(Collected data entries)
---------------
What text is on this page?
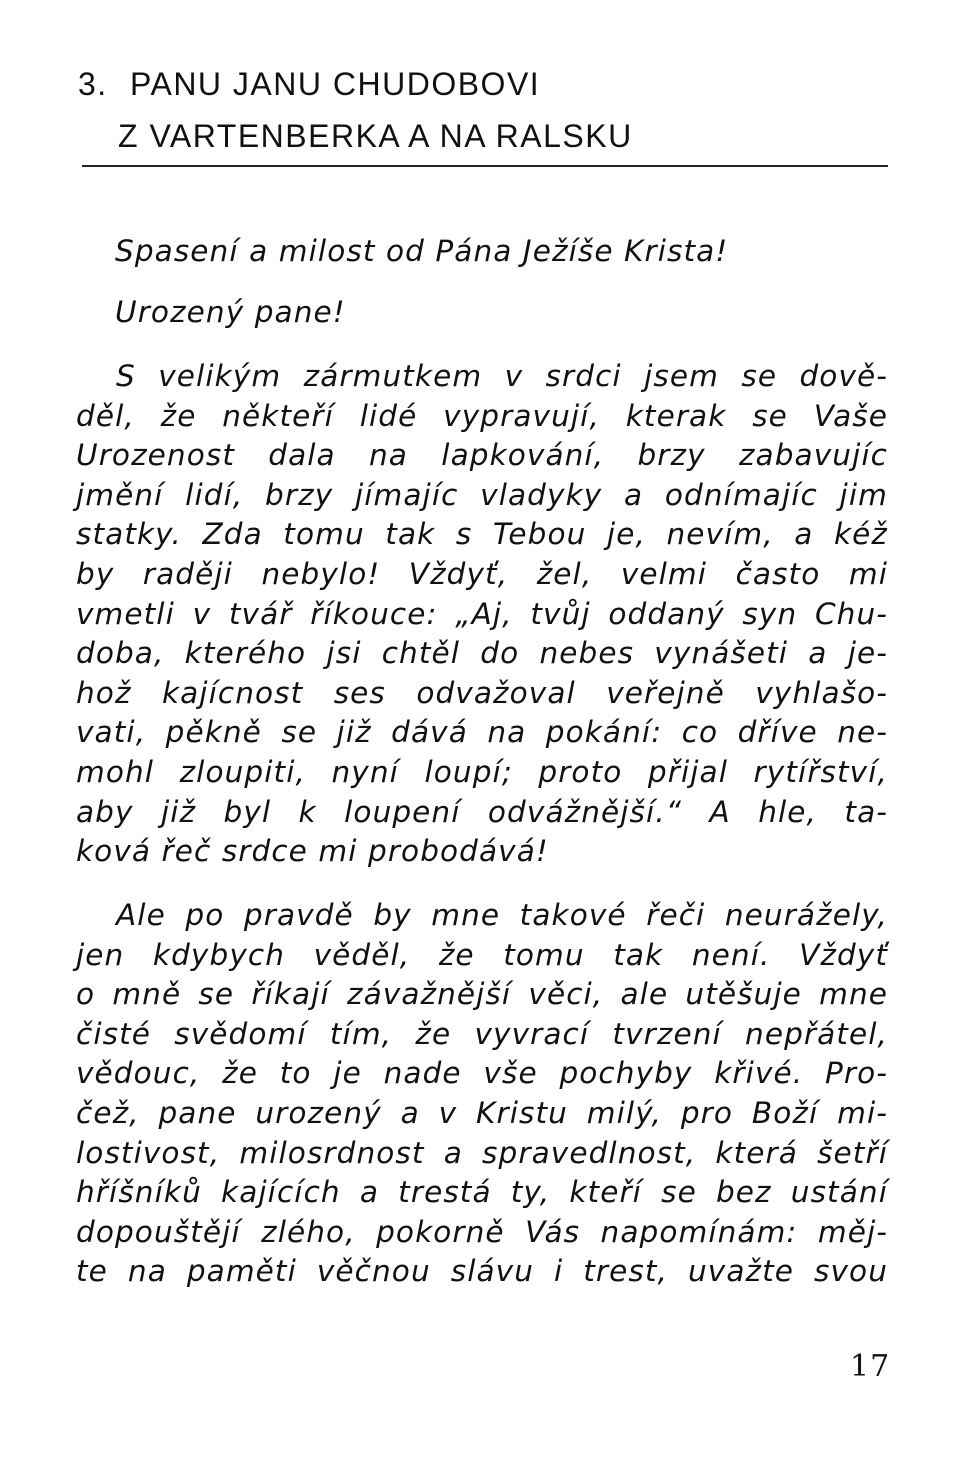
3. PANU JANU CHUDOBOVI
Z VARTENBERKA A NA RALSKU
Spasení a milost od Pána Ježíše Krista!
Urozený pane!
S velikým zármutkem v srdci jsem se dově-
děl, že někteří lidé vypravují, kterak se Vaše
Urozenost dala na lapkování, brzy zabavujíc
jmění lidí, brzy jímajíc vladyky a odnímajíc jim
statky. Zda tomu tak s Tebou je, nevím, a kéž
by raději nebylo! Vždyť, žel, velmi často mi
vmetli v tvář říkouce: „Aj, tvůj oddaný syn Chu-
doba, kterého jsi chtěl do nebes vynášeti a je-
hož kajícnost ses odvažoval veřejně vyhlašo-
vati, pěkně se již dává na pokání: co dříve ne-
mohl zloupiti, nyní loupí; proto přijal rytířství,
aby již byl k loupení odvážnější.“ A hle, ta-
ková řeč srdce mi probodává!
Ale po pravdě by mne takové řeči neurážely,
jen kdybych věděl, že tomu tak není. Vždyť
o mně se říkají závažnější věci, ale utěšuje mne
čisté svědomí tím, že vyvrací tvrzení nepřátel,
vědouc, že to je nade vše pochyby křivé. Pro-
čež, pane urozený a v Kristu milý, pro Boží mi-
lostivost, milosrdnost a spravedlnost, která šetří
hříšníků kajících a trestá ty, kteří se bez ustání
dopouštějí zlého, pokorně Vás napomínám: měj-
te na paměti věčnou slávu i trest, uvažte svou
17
---------------
• Given instruction: Leave out the pictures and output every record above precisely as given.

• Solution:
What text is on this page?
3. PANU JANU CHUDOBOVI
Z VARTENBERKA A NA RALSKU
Spasení a milost od Pána Ježíše Krista!
Urozený pane!
S velikým zármutkem v srdci jsem se dově-
děl, že někteří lidé vypravují, kterak se Vaše
Urozenost dala na lapkování, brzy zabavujíc
jmění lidí, brzy jímajíc vladyky a odnímajíc jim
statky. Zda tomu tak s Tebou je, nevím, a kéž
by raději nebylo! Vždyť, žel, velmi často mi
vmetli v tvář říkouce: „Aj, tvůj oddaný syn Chu-
doba, kterého jsi chtěl do nebes vynášeti a je-
hož kajícnost ses odvažoval veřejně vyhlašo-
vati, pěkně se již dává na pokání: co dříve ne-
mohl zloupiti, nyní loupí; proto přijal rytířství,
aby již byl k loupení odvážnější.“ A hle, ta-
ková řeč srdce mi probodává!
Ale po pravdě by mne takové řeči neurážely,
jen kdybych věděl, že tomu tak není. Vždyť
o mně se říkají závažnější věci, ale utěšuje mne
čisté svědomí tím, že vyvrací tvrzení nepřátel,
vědouc, že to je nade vše pochyby křivé. Pro-
čež, pane urozený a v Kristu milý, pro Boží mi-
lostivost, milosrdnost a spravedlnost, která šetří
hříšníků kajících a trestá ty, kteří se bez ustání
dopouštějí zlého, pokorně Vás napomínám: měj-
te na paměti věčnou slávu i trest, uvažte svou
17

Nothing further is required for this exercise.